------ Supplied records

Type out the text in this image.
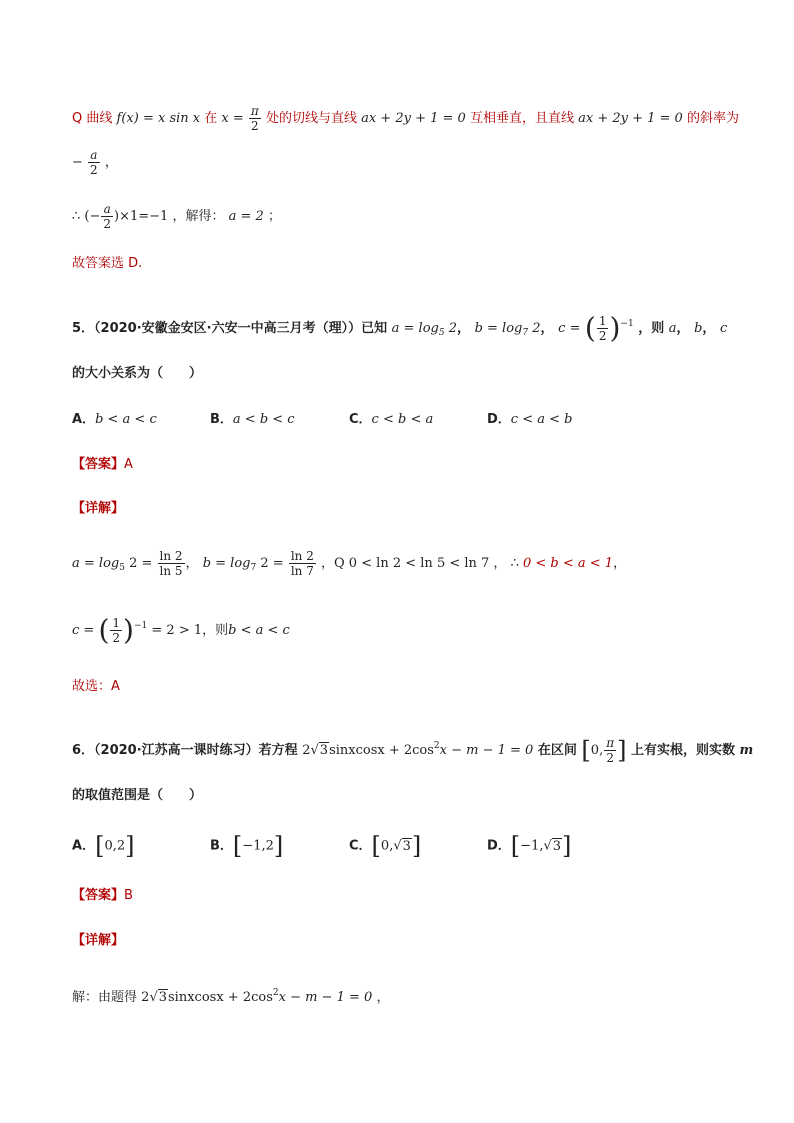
Q 曲线 f(x) = x sin x 在 $x = \frac{\pi}{2}$ 处的切线与直线 ax + 2y + 1 = 0 互相垂直，且直线 ax + 2y + 1 = 0 的斜率为
− $\frac{a}{2}$ ，
∴ (− $\frac{a}{2} )\times 1=-1$ ，解得： a = 2 ；
故答案选 D.
5．（2020·安徽金安区·六安一中高三月考（理））已知 $a = \log_5 2$， $b = \log_7 2$， c = ( $\frac{1}{2} )^{-1}$ ，则 a， b， c
的大小关系为（　　）
A．b < a < c	B．a < b < c	C．c < b < a	D．c < a < b
【答案】A
【详解】
$a = \log_5 2 = \frac{\ln 2}{\ln 5}$ ， $b = \log_7 2 = \frac{\ln 2}{\ln 7}$ ，Q 0 < ln 2 < ln 5 < ln 7 ， ∴ 0 < b < a < 1，
c = ( $\frac{1}{2} )^{-1} = 2 > 1$，则b < a < c
故选：A
6．（2020·江苏高一课时练习）若方程 2√3sinxcosx + $2\cos^2x - m - 1 = 0$ 在区间 [0, $\frac{\pi}{2}$ ] 上有实根，则实数 m
的取值范围是（　　）
A．[0,2]	B．[−1,2]	C．[0,√3]	D．[−1,√3]
【答案】B
【详解】
解：由题得 2√3sinxcosx + $2\cos^2x - m - 1 = 0$ ，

------------

- [What you have to do]: Copy the data word for word. Pictures do not go in the copy.

- [Solution]:
Type out the text in this image.
Q 曲线 f(x) = x sin x 在 $x = \frac{\pi}{2}$ 处的切线与直线 ax + 2y + 1 = 0 互相垂直，且直线 ax + 2y + 1 = 0 的斜率为
− $\frac{a}{2}$ ，
∴ (− $\frac{a}{2} )\times 1=-1$ ，解得： a = 2 ；
故答案选 D.
5．（2020·安徽金安区·六安一中高三月考（理））已知 $a = \log_5 2$， $b = \log_7 2$， c = ( $\frac{1}{2} )^{-1}$ ，则 a， b， c
的大小关系为（　　）
A．b < a < c	B．a < b < c	C．c < b < a	D．c < a < b
【答案】A
【详解】
$a = \log_5 2 = \frac{\ln 2}{\ln 5}$ ， $b = \log_7 2 = \frac{\ln 2}{\ln 7}$ ，Q 0 < ln 2 < ln 5 < ln 7 ， ∴ 0 < b < a < 1，
c = ( $\frac{1}{2} )^{-1} = 2 > 1$，则b < a < c
故选：A
6．（2020·江苏高一课时练习）若方程 2√3sinxcosx + $2\cos^2x - m - 1 = 0$ 在区间 [0, $\frac{\pi}{2}$ ] 上有实根，则实数 m
的取值范围是（　　）
A．[0,2]	B．[−1,2]	C．[0,√3]	D．[−1,√3]
【答案】B
【详解】
解：由题得 2√3sinxcosx + $2\cos^2x - m - 1 = 0$ ，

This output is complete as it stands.